**Do this:** Reproduce all entries precisely, down to the last character.

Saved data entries
** Begin **

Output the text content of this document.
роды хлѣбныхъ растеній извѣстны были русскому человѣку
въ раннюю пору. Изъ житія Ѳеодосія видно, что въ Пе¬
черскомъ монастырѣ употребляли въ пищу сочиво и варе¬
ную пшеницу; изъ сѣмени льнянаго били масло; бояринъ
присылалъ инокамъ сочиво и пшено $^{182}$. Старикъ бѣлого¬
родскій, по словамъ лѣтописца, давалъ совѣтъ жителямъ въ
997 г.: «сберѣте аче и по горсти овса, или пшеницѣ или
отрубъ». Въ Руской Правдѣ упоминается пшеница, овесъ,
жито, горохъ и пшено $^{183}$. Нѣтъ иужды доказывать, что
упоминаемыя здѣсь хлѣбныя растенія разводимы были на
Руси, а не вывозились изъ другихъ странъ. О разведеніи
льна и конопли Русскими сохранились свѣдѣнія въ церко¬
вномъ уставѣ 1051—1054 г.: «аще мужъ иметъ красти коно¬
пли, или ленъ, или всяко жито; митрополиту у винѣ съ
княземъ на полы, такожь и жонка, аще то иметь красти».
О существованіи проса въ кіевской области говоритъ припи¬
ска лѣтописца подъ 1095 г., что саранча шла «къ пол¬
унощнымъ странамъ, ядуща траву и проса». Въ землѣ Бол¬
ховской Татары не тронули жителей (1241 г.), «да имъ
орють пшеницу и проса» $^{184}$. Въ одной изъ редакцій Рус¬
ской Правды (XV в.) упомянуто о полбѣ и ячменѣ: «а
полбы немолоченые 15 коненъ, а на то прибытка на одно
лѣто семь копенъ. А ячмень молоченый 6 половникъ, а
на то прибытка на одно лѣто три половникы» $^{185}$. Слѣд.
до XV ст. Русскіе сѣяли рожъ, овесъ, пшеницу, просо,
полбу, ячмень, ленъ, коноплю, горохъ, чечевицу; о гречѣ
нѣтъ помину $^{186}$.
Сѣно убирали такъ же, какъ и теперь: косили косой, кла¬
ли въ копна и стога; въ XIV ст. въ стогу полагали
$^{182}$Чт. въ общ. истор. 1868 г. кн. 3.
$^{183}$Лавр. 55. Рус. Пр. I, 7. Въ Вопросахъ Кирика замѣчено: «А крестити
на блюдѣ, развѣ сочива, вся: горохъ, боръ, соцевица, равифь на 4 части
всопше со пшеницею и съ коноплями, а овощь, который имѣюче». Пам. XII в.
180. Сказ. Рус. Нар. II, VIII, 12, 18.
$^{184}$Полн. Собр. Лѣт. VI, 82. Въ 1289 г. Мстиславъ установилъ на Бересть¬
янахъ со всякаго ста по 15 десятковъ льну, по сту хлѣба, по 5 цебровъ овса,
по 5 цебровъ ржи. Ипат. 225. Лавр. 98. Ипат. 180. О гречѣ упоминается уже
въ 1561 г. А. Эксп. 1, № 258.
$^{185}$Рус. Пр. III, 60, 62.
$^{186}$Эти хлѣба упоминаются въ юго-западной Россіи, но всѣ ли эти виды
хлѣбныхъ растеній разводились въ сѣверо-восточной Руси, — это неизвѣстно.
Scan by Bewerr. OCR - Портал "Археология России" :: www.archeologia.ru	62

** End **

**Task result:**
Output the text content of this document.
роды хлѣбныхъ растеній извѣстны были русскому человѣку
въ раннюю пору. Изъ житія Ѳеодосія видно, что въ Пе¬
черскомъ монастырѣ употребляли въ пищу сочиво и варе¬
ную пшеницу; изъ сѣмени льнянаго били масло; бояринъ
присылалъ инокамъ сочиво и пшено $^{182}$. Старикъ бѣлого¬
родскій, по словамъ лѣтописца, давалъ совѣтъ жителямъ въ
997 г.: «сберѣте аче и по горсти овса, или пшеницѣ или
отрубъ». Въ Руской Правдѣ упоминается пшеница, овесъ,
жито, горохъ и пшено $^{183}$. Нѣтъ иужды доказывать, что
упоминаемыя здѣсь хлѣбныя растенія разводимы были на
Руси, а не вывозились изъ другихъ странъ. О разведеніи
льна и конопли Русскими сохранились свѣдѣнія въ церко¬
вномъ уставѣ 1051—1054 г.: «аще мужъ иметъ красти коно¬
пли, или ленъ, или всяко жито; митрополиту у винѣ съ
княземъ на полы, такожь и жонка, аще то иметь красти».
О существованіи проса въ кіевской области говоритъ припи¬
ска лѣтописца подъ 1095 г., что саранча шла «къ пол¬
унощнымъ странамъ, ядуща траву и проса». Въ землѣ Бол¬
ховской Татары не тронули жителей (1241 г.), «да имъ
орють пшеницу и проса» $^{184}$. Въ одной изъ редакцій Рус¬
ской Правды (XV в.) упомянуто о полбѣ и ячменѣ: «а
полбы немолоченые 15 коненъ, а на то прибытка на одно
лѣто семь копенъ. А ячмень молоченый 6 половникъ, а
на то прибытка на одно лѣто три половникы» $^{185}$. Слѣд.
до XV ст. Русскіе сѣяли рожъ, овесъ, пшеницу, просо,
полбу, ячмень, ленъ, коноплю, горохъ, чечевицу; о гречѣ
нѣтъ помину $^{186}$.
Сѣно убирали такъ же, какъ и теперь: косили косой, кла¬
ли въ копна и стога; въ XIV ст. въ стогу полагали
$^{182}$Чт. въ общ. истор. 1868 г. кн. 3.
$^{183}$Лавр. 55. Рус. Пр. I, 7. Въ Вопросахъ Кирика замѣчено: «А крестити
на блюдѣ, развѣ сочива, вся: горохъ, боръ, соцевица, равифь на 4 части
всопше со пшеницею и съ коноплями, а овощь, который имѣюче». Пам. XII в.
180. Сказ. Рус. Нар. II, VIII, 12, 18.
$^{184}$Полн. Собр. Лѣт. VI, 82. Въ 1289 г. Мстиславъ установилъ на Бересть¬
янахъ со всякаго ста по 15 десятковъ льну, по сту хлѣба, по 5 цебровъ овса,
по 5 цебровъ ржи. Ипат. 225. Лавр. 98. Ипат. 180. О гречѣ упоминается уже
въ 1561 г. А. Эксп. 1, № 258.
$^{185}$Рус. Пр. III, 60, 62.
$^{186}$Эти хлѣба упоминаются въ юго-западной Россіи, но всѣ ли эти виды
хлѣбныхъ растеній разводились въ сѣверо-восточной Руси, — это неизвѣстно.
Scan by Bewerr. OCR - Портал "Археология России" :: www.archeologia.ru	62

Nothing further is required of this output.